What you need to do = In the abstract on mouse oatp1b2, where in hepatocytes did immunohistochemical detection localize the transporter?

Expression and functional characterization of murine organic anion transporting polypeptide 1b2 (oatp1b2/oatp4/lst‐1)

Abstract

The organic anion transporting polypeptide family plays important roles in mediating the cellular uptake of endogenous and exogenous compounds. Human liver enriched transporters such as OATP1B1 and OATP1B3 have been widely studied and shown to be involved in hepatic uptake and disposition of hormones, bile acids, and drugs. However, little is known about the murine orthologue, oatp1b2. Accordingly, expression of mouse oatp1b2 was assessed using real‐time PCR and Western blot analysis. mRNA transcripts were detected in a number of tissues including kidney, skeletal muscle, stomach and heart, with highest level in mouse liver. Immunohistochemical detection revealed localization of oatp1b2 in the sinusoidal membrane of hepatocytes. In contrast to the mRNA data, oatp1b2 protein expression was not detected in other tissues but liver. Cloning of the full coding region of oatp1b2 revealed the presence of two new splice variants. Interestingly, these variants were significantly expressed in the organs noted previously, but much less in liver. Heterologous expression experiments revealed taurocholic acid, estrone‐3‐sulfate, estradiol‐17β‐glucuronide, pravastatin and cerivastatin as substrates of the transporter. These findings give insights to species related differences in OATP transporter function that has application to mouse models of hepatic drug disposition.

Material supplied =
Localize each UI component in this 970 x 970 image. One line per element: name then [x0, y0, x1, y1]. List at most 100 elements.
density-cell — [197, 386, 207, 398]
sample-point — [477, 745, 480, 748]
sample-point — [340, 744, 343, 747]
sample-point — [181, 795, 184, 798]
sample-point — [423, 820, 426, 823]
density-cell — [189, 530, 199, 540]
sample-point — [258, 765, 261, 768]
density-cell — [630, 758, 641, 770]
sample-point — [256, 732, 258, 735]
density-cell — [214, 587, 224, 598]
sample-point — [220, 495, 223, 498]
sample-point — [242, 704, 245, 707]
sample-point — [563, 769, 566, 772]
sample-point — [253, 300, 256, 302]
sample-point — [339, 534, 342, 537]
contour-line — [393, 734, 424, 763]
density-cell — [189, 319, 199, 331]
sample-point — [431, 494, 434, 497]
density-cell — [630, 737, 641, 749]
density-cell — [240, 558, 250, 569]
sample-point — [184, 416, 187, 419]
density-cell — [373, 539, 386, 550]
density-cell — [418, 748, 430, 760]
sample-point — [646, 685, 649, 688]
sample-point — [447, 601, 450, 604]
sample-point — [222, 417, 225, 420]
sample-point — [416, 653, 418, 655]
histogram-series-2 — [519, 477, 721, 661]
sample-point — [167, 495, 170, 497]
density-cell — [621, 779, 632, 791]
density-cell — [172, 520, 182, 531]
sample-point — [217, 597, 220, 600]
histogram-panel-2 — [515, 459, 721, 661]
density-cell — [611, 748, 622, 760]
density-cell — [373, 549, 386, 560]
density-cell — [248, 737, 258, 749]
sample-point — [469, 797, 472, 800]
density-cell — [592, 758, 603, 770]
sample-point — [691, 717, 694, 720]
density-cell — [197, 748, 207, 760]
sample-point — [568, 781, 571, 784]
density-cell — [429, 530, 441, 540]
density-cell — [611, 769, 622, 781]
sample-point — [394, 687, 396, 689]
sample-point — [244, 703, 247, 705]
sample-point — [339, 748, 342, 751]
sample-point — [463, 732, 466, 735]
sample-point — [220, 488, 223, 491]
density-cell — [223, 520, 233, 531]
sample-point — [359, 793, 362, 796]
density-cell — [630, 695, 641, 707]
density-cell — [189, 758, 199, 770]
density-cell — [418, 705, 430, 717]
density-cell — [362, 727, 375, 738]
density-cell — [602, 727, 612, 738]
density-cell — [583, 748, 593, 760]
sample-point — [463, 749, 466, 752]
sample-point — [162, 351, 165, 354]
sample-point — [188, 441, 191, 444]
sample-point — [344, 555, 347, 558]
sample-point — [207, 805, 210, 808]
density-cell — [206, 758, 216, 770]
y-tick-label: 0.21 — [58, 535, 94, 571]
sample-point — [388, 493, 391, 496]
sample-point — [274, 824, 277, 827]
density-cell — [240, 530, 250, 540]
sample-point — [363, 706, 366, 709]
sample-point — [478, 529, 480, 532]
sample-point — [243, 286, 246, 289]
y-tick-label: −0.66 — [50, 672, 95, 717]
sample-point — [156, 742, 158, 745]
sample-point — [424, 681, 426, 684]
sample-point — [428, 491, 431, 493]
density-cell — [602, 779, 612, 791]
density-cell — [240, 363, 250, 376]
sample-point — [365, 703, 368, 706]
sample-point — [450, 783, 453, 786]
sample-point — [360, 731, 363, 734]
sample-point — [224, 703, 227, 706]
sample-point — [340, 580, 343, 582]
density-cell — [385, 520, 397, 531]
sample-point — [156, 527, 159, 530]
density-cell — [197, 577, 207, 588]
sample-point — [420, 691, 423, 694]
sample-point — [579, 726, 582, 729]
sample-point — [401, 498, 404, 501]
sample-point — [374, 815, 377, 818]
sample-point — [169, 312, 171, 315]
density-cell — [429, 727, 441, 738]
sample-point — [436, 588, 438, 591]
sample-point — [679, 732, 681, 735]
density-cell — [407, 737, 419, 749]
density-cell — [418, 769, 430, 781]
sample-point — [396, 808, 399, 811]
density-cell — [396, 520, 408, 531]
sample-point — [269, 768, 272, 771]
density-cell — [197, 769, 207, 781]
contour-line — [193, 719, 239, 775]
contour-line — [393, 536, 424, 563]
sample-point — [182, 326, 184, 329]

Output below = In the sinusoidal membrane.